- CHALLENGE -
Looking at the data below, count the lines that contain the string "icon". Write only the total.

** start of GIVEN INFORMATION **

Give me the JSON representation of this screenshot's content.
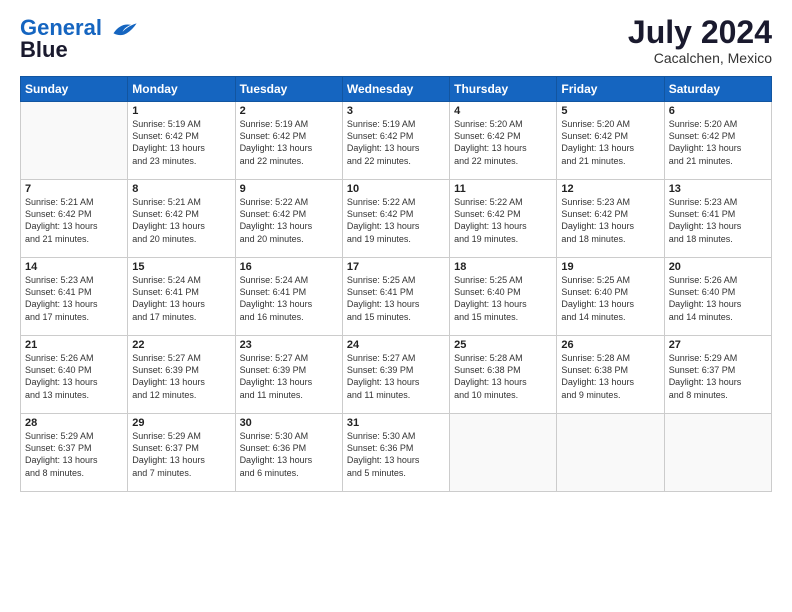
{
  "header": {
    "logo_line1": "General",
    "logo_line2": "Blue",
    "month_year": "July 2024",
    "location": "Cacalchen, Mexico"
  },
  "days_of_week": [
    "Sunday",
    "Monday",
    "Tuesday",
    "Wednesday",
    "Thursday",
    "Friday",
    "Saturday"
  ],
  "weeks": [
    [
      {
        "day": "",
        "info": ""
      },
      {
        "day": "1",
        "info": "Sunrise: 5:19 AM\nSunset: 6:42 PM\nDaylight: 13 hours\nand 23 minutes."
      },
      {
        "day": "2",
        "info": "Sunrise: 5:19 AM\nSunset: 6:42 PM\nDaylight: 13 hours\nand 22 minutes."
      },
      {
        "day": "3",
        "info": "Sunrise: 5:19 AM\nSunset: 6:42 PM\nDaylight: 13 hours\nand 22 minutes."
      },
      {
        "day": "4",
        "info": "Sunrise: 5:20 AM\nSunset: 6:42 PM\nDaylight: 13 hours\nand 22 minutes."
      },
      {
        "day": "5",
        "info": "Sunrise: 5:20 AM\nSunset: 6:42 PM\nDaylight: 13 hours\nand 21 minutes."
      },
      {
        "day": "6",
        "info": "Sunrise: 5:20 AM\nSunset: 6:42 PM\nDaylight: 13 hours\nand 21 minutes."
      }
    ],
    [
      {
        "day": "7",
        "info": "Sunrise: 5:21 AM\nSunset: 6:42 PM\nDaylight: 13 hours\nand 21 minutes."
      },
      {
        "day": "8",
        "info": "Sunrise: 5:21 AM\nSunset: 6:42 PM\nDaylight: 13 hours\nand 20 minutes."
      },
      {
        "day": "9",
        "info": "Sunrise: 5:22 AM\nSunset: 6:42 PM\nDaylight: 13 hours\nand 20 minutes."
      },
      {
        "day": "10",
        "info": "Sunrise: 5:22 AM\nSunset: 6:42 PM\nDaylight: 13 hours\nand 19 minutes."
      },
      {
        "day": "11",
        "info": "Sunrise: 5:22 AM\nSunset: 6:42 PM\nDaylight: 13 hours\nand 19 minutes."
      },
      {
        "day": "12",
        "info": "Sunrise: 5:23 AM\nSunset: 6:42 PM\nDaylight: 13 hours\nand 18 minutes."
      },
      {
        "day": "13",
        "info": "Sunrise: 5:23 AM\nSunset: 6:41 PM\nDaylight: 13 hours\nand 18 minutes."
      }
    ],
    [
      {
        "day": "14",
        "info": "Sunrise: 5:23 AM\nSunset: 6:41 PM\nDaylight: 13 hours\nand 17 minutes."
      },
      {
        "day": "15",
        "info": "Sunrise: 5:24 AM\nSunset: 6:41 PM\nDaylight: 13 hours\nand 17 minutes."
      },
      {
        "day": "16",
        "info": "Sunrise: 5:24 AM\nSunset: 6:41 PM\nDaylight: 13 hours\nand 16 minutes."
      },
      {
        "day": "17",
        "info": "Sunrise: 5:25 AM\nSunset: 6:41 PM\nDaylight: 13 hours\nand 15 minutes."
      },
      {
        "day": "18",
        "info": "Sunrise: 5:25 AM\nSunset: 6:40 PM\nDaylight: 13 hours\nand 15 minutes."
      },
      {
        "day": "19",
        "info": "Sunrise: 5:25 AM\nSunset: 6:40 PM\nDaylight: 13 hours\nand 14 minutes."
      },
      {
        "day": "20",
        "info": "Sunrise: 5:26 AM\nSunset: 6:40 PM\nDaylight: 13 hours\nand 14 minutes."
      }
    ],
    [
      {
        "day": "21",
        "info": "Sunrise: 5:26 AM\nSunset: 6:40 PM\nDaylight: 13 hours\nand 13 minutes."
      },
      {
        "day": "22",
        "info": "Sunrise: 5:27 AM\nSunset: 6:39 PM\nDaylight: 13 hours\nand 12 minutes."
      },
      {
        "day": "23",
        "info": "Sunrise: 5:27 AM\nSunset: 6:39 PM\nDaylight: 13 hours\nand 11 minutes."
      },
      {
        "day": "24",
        "info": "Sunrise: 5:27 AM\nSunset: 6:39 PM\nDaylight: 13 hours\nand 11 minutes."
      },
      {
        "day": "25",
        "info": "Sunrise: 5:28 AM\nSunset: 6:38 PM\nDaylight: 13 hours\nand 10 minutes."
      },
      {
        "day": "26",
        "info": "Sunrise: 5:28 AM\nSunset: 6:38 PM\nDaylight: 13 hours\nand 9 minutes."
      },
      {
        "day": "27",
        "info": "Sunrise: 5:29 AM\nSunset: 6:37 PM\nDaylight: 13 hours\nand 8 minutes."
      }
    ],
    [
      {
        "day": "28",
        "info": "Sunrise: 5:29 AM\nSunset: 6:37 PM\nDaylight: 13 hours\nand 8 minutes."
      },
      {
        "day": "29",
        "info": "Sunrise: 5:29 AM\nSunset: 6:37 PM\nDaylight: 13 hours\nand 7 minutes."
      },
      {
        "day": "30",
        "info": "Sunrise: 5:30 AM\nSunset: 6:36 PM\nDaylight: 13 hours\nand 6 minutes."
      },
      {
        "day": "31",
        "info": "Sunrise: 5:30 AM\nSunset: 6:36 PM\nDaylight: 13 hours\nand 5 minutes."
      },
      {
        "day": "",
        "info": ""
      },
      {
        "day": "",
        "info": ""
      },
      {
        "day": "",
        "info": ""
      }
    ]
  ]
}
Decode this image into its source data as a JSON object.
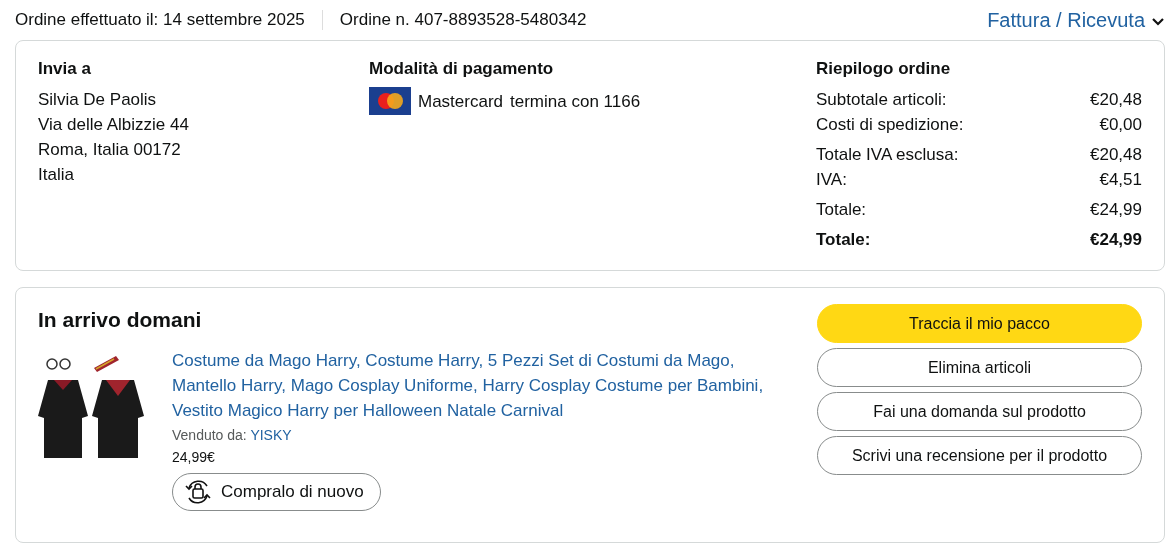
{
  "header": {
    "order_date": "Ordine effettuato il: 14 settembre 2025",
    "order_number": "Ordine n. 407-8893528-5480342",
    "invoice_link": "Fattura / Ricevuta"
  },
  "shipping": {
    "title": "Invia a",
    "lines": [
      "Silvia De Paolis",
      "Via delle Albizzie 44",
      "Roma, Italia 00172",
      "Italia"
    ]
  },
  "payment": {
    "title": "Modalità di pagamento",
    "card": "Mastercard",
    "ending": "termina con 1166"
  },
  "summary": {
    "title": "Riepilogo ordine",
    "groups": [
      [
        {
          "label": "Subtotale articoli:",
          "value": "€20,48",
          "bold": false
        },
        {
          "label": "Costi di spedizione:",
          "value": "€0,00",
          "bold": false
        }
      ],
      [
        {
          "label": "Totale IVA esclusa:",
          "value": "€20,48",
          "bold": false
        },
        {
          "label": "IVA:",
          "value": "€4,51",
          "bold": false
        }
      ],
      [
        {
          "label": "Totale:",
          "value": "€24,99",
          "bold": false
        }
      ],
      [
        {
          "label": "Totale:",
          "value": "€24,99",
          "bold": true
        }
      ]
    ]
  },
  "shipment": {
    "status": "In arrivo domani",
    "product": {
      "title": "Costume da Mago Harry, Costume Harry, 5 Pezzi Set di Costumi da Mago, Mantello Harry, Mago Cosplay Uniforme, Harry Cosplay Costume per Bambini, Vestito Magico Harry per Halloween Natale Carnival",
      "sold_by_label": "Venduto da:",
      "seller": "YISKY",
      "price": "24,99€",
      "buy_again": "Compralo di nuovo"
    },
    "actions": [
      {
        "label": "Traccia il mio pacco",
        "kind": "primary"
      },
      {
        "label": "Elimina articoli",
        "kind": "secondary"
      },
      {
        "label": "Fai una domanda sul prodotto",
        "kind": "secondary"
      },
      {
        "label": "Scrivi una recensione per il prodotto",
        "kind": "secondary"
      }
    ]
  }
}
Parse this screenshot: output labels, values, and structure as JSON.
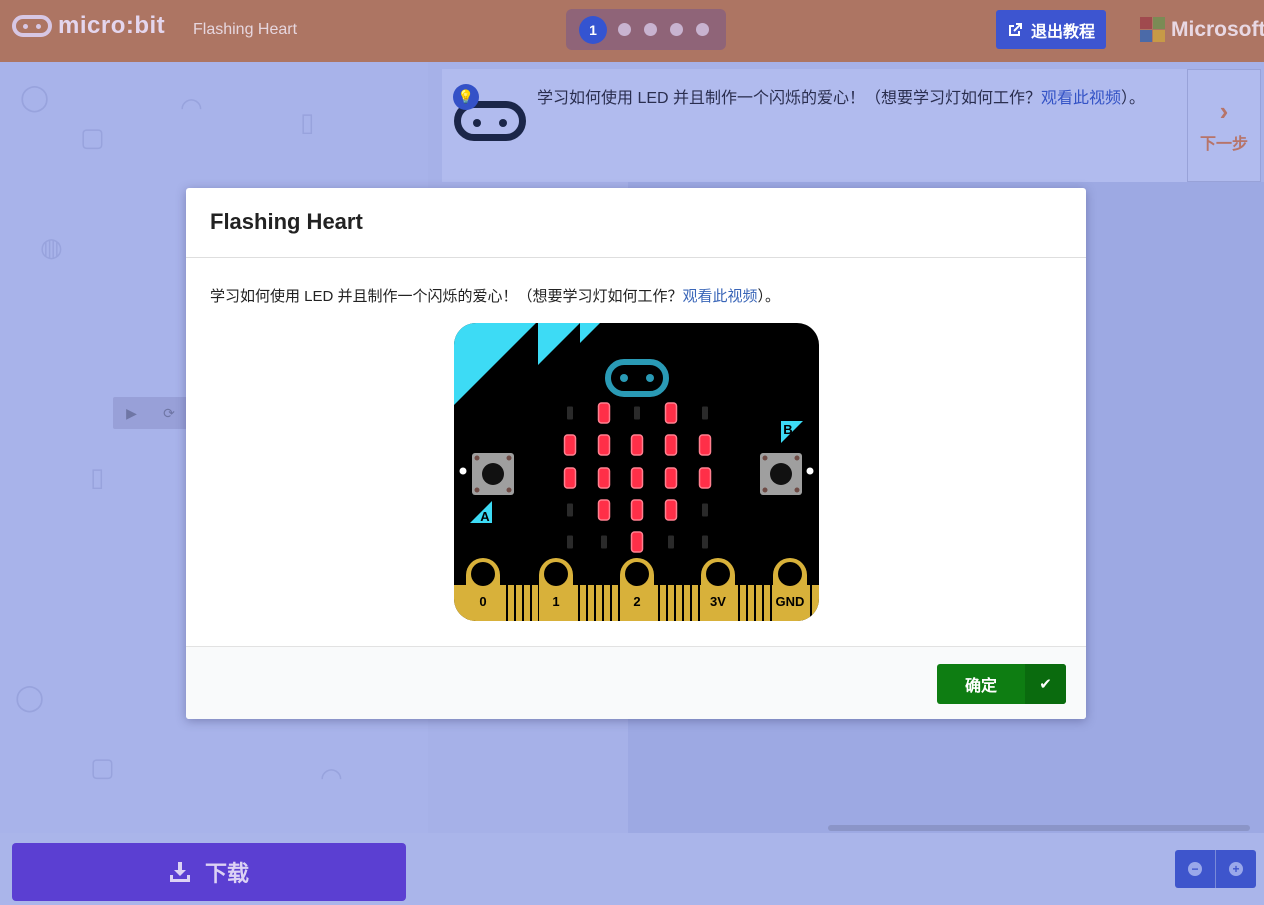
{
  "header": {
    "logo_text": "micro:bit",
    "tutorial_name": "Flashing Heart",
    "steps": [
      {
        "label": "1",
        "active": true
      },
      {
        "label": "",
        "active": false
      },
      {
        "label": "",
        "active": false
      },
      {
        "label": "",
        "active": false
      },
      {
        "label": "",
        "active": false
      }
    ],
    "exit_label": "退出教程",
    "brand_text": "Microsoft",
    "colors": {
      "header_bg": "#ad7563",
      "accent": "#3d55d0"
    }
  },
  "tutorial_card": {
    "text": "学习如何使用 LED 并且制作一个闪烁的爱心！（想要学习灯如何工作？",
    "link_text": "观看此视频",
    "suffix": "）。",
    "next_label": "下一步",
    "next_icon": "chevron-right-icon"
  },
  "bottom": {
    "download_label": "下载",
    "download_icon": "download-icon",
    "zoom_out_icon": "zoom-out-icon",
    "zoom_in_icon": "zoom-in-icon"
  },
  "modal": {
    "title": "Flashing Heart",
    "desc_text": "学习如何使用 LED 并且制作一个闪烁的爱心！（想要学习灯如何工作？",
    "link_text": "观看此视频",
    "desc_suffix": "）。",
    "ok_label": "确定",
    "ok_icon": "checkmark-icon",
    "board": {
      "button_a": "A",
      "button_b": "B",
      "pins": [
        "0",
        "1",
        "2",
        "3V",
        "GND"
      ],
      "led_grid": [
        [
          0,
          1,
          0,
          1,
          0
        ],
        [
          1,
          1,
          1,
          1,
          1
        ],
        [
          1,
          1,
          1,
          1,
          1
        ],
        [
          0,
          1,
          1,
          1,
          0
        ],
        [
          0,
          0,
          1,
          0,
          0
        ]
      ],
      "colors": {
        "board": "#000000",
        "led_on": "#ff2f48",
        "led_off": "#2a2a2a",
        "accent": "#3ddbf5",
        "gold": "#d8b13a"
      }
    }
  }
}
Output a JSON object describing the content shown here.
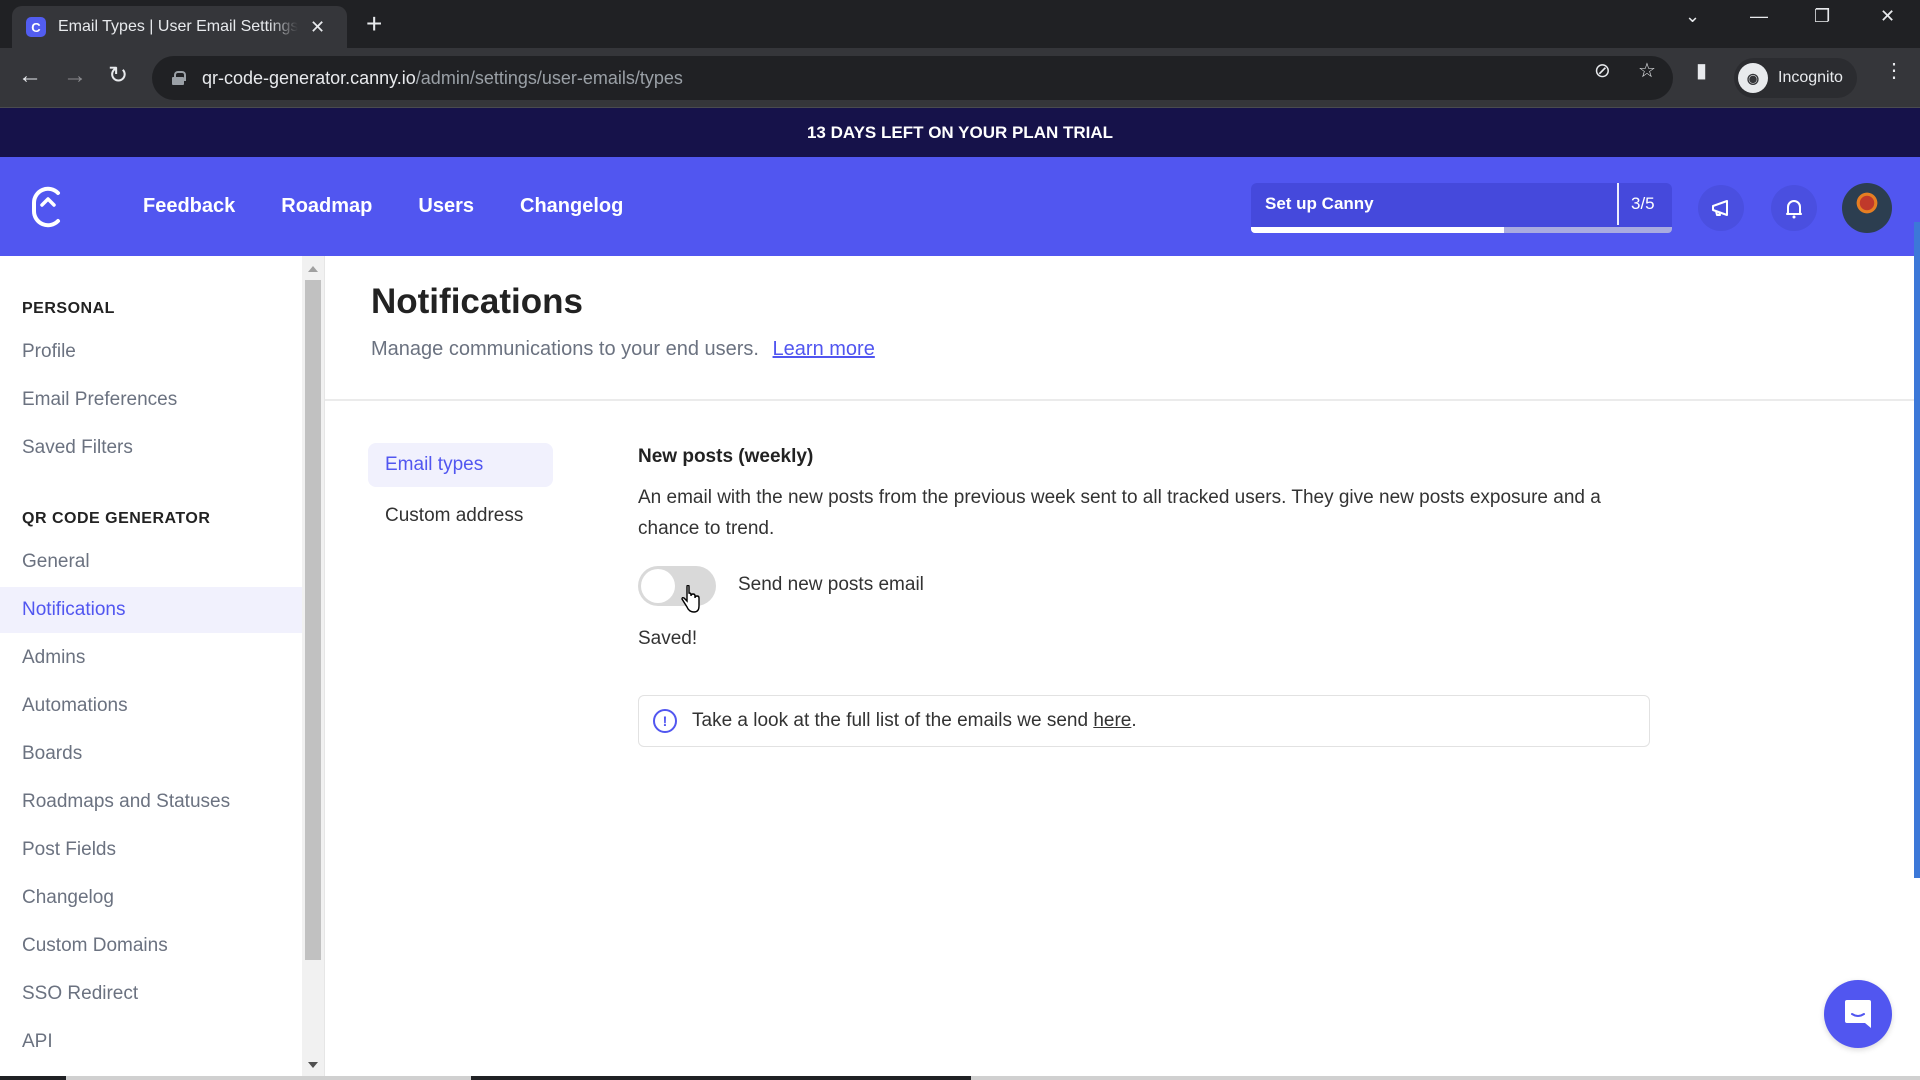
{
  "browser": {
    "tab_title": "Email Types | User Email Settings",
    "tab_favicon": "canny-icon",
    "url_host": "qr-code-generator.canny.io",
    "url_path": "/admin/settings/user-emails/types",
    "profile_label": "Incognito"
  },
  "banner": {
    "text": "13 DAYS LEFT ON YOUR PLAN TRIAL"
  },
  "header": {
    "nav": [
      "Feedback",
      "Roadmap",
      "Users",
      "Changelog"
    ],
    "setup": {
      "label": "Set up Canny",
      "count": "3/5",
      "progress": 0.6
    }
  },
  "sidebar": {
    "sections": [
      {
        "title": "PERSONAL",
        "items": [
          "Profile",
          "Email Preferences",
          "Saved Filters"
        ]
      },
      {
        "title": "QR CODE GENERATOR",
        "items": [
          "General",
          "Notifications",
          "Admins",
          "Automations",
          "Boards",
          "Roadmaps and Statuses",
          "Post Fields",
          "Changelog",
          "Custom Domains",
          "SSO Redirect",
          "API"
        ]
      }
    ],
    "active": "Notifications"
  },
  "main": {
    "title": "Notifications",
    "subtitle": "Manage communications to your end users.",
    "learn_more": "Learn more",
    "subnav": [
      {
        "label": "Email types",
        "active": true
      },
      {
        "label": "Custom address",
        "active": false
      }
    ],
    "section": {
      "title": "New posts (weekly)",
      "description": "An email with the new posts from the previous week sent to all tracked users. They give new posts exposure and a chance to trend.",
      "toggle_label": "Send new posts email",
      "toggle_on": false,
      "status": "Saved!"
    },
    "info": {
      "text": "Take a look at the full list of the emails we send ",
      "link": "here",
      "suffix": "."
    }
  },
  "colors": {
    "brand": "#5156f0",
    "banner": "#16124a",
    "active_bg": "#f1f1fd"
  }
}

** end of GIVEN INFORMATION **

- RESPONSE TO THIS EXERCISE -
6